**EXCERPTED RECORDS**

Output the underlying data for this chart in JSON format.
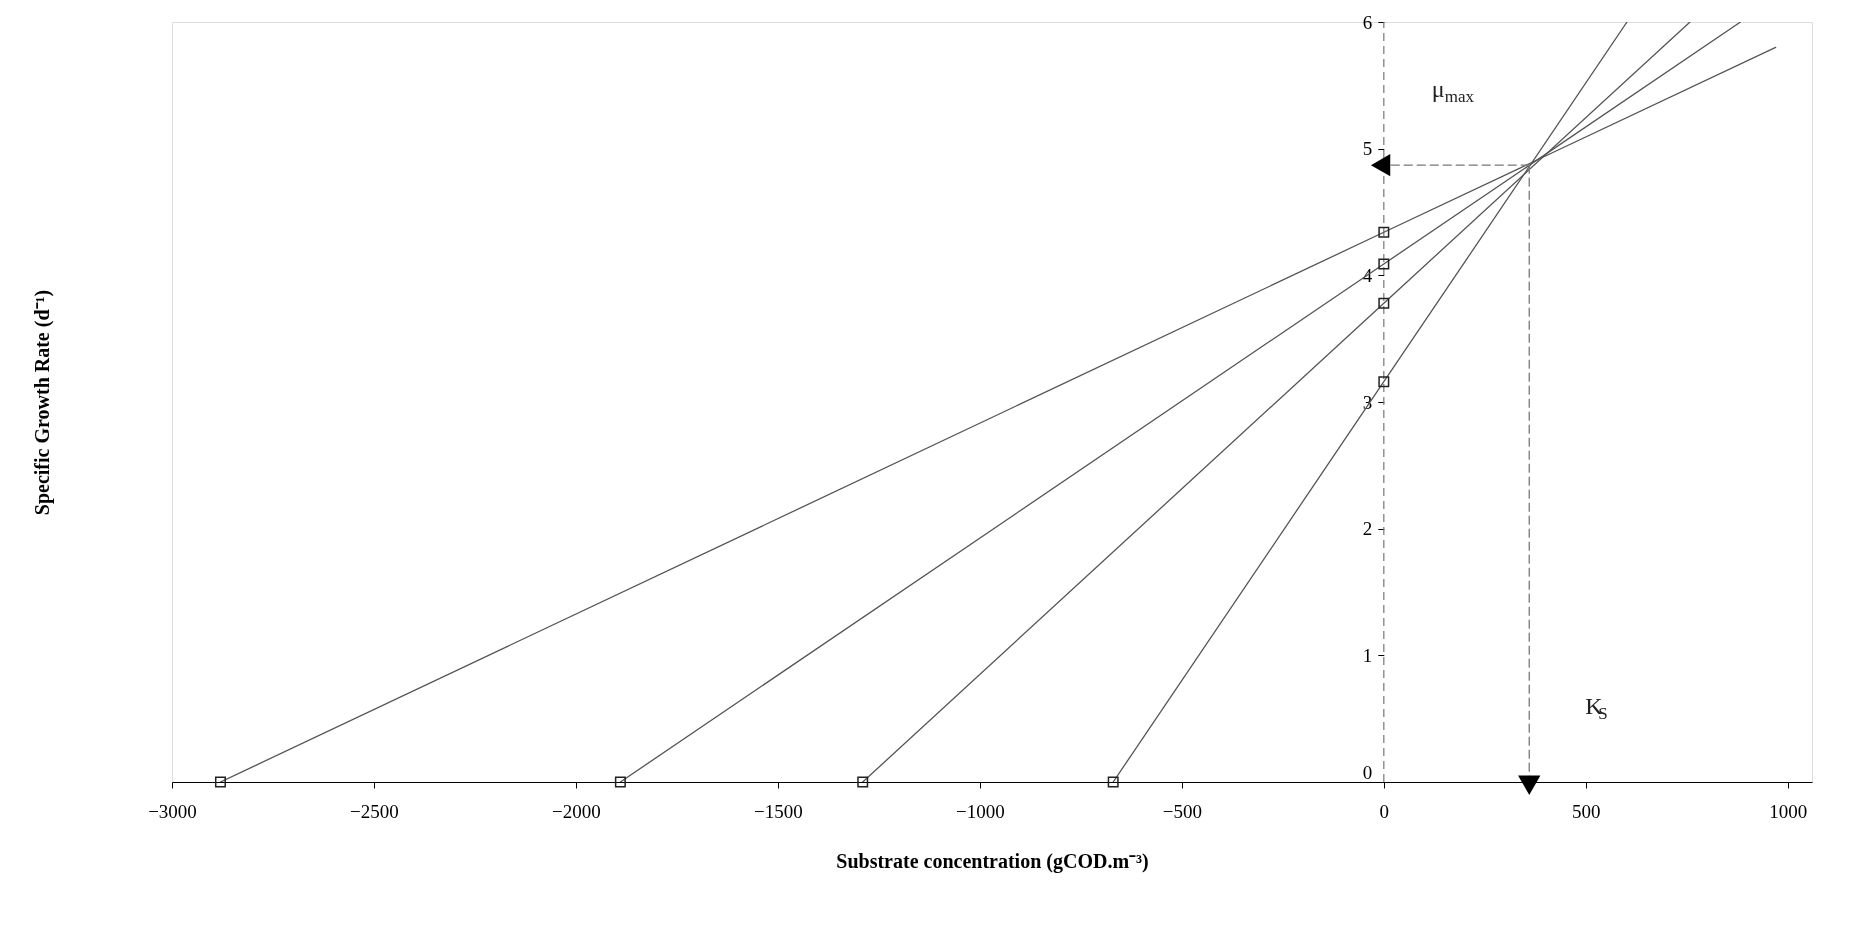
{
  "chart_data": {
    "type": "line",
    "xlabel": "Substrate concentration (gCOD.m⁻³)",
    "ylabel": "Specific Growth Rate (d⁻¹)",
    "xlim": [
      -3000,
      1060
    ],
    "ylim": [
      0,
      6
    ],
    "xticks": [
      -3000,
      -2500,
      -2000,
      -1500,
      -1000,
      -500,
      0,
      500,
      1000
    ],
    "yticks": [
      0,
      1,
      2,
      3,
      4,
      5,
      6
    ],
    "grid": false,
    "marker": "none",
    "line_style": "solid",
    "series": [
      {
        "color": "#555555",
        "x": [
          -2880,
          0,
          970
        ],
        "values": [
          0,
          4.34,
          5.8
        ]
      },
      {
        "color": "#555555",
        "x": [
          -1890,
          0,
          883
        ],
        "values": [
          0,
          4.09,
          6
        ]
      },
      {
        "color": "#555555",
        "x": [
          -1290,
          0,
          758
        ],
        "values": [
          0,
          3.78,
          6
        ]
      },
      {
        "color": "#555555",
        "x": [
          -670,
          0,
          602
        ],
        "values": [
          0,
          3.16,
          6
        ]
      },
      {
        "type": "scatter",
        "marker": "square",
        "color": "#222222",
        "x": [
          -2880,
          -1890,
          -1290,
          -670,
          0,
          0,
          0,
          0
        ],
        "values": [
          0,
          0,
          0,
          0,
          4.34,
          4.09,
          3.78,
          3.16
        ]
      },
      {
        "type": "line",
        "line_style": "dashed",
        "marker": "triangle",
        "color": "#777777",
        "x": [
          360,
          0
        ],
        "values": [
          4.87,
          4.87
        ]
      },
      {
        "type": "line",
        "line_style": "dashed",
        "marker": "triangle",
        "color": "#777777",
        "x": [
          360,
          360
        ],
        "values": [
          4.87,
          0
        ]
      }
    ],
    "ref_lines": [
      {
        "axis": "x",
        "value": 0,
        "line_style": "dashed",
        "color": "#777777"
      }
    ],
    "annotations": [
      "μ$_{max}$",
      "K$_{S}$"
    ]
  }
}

==

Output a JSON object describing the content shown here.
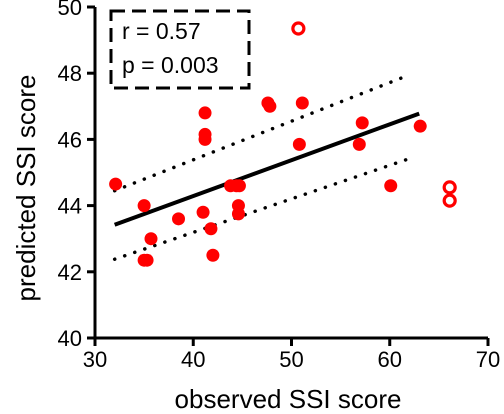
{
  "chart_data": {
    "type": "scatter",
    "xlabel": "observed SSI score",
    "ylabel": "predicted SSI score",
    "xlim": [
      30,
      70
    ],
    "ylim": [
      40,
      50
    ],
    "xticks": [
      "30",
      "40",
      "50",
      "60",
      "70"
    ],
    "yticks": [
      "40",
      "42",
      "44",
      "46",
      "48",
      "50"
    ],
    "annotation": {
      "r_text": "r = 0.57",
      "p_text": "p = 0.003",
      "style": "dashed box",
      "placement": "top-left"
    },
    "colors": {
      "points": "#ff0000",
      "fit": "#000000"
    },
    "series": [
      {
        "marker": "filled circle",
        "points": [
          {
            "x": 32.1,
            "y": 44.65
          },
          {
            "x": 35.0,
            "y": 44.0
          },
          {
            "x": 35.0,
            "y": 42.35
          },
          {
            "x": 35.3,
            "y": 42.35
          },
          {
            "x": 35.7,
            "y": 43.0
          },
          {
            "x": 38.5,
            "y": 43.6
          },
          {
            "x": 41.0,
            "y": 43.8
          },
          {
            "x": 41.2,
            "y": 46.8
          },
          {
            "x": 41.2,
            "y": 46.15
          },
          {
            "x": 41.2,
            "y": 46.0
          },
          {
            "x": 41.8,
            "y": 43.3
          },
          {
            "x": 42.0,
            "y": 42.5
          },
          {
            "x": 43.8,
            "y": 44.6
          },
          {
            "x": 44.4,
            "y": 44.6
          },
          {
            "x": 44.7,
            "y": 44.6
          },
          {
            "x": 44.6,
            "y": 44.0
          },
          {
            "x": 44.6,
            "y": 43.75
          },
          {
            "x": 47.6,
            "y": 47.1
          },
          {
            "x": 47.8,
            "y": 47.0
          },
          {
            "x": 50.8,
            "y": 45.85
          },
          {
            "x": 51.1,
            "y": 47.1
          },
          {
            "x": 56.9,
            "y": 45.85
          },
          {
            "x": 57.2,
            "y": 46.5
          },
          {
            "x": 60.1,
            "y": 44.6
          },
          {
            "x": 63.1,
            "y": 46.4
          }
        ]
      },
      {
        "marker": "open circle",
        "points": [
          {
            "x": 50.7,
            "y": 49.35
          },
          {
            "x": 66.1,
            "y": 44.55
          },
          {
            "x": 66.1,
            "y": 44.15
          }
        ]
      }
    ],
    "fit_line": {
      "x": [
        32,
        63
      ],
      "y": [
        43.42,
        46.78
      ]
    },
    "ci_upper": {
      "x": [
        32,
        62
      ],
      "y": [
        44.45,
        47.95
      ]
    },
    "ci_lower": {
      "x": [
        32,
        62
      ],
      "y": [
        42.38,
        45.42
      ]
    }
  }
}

**WHAT THE TASK ASKS**
From the entries above, copy out every line where the string "Output" appears.

**RESPONSE TO THIS TASK**
Output the underlying data for this chart in JSON format.
Output a JSON object describing the content shown here.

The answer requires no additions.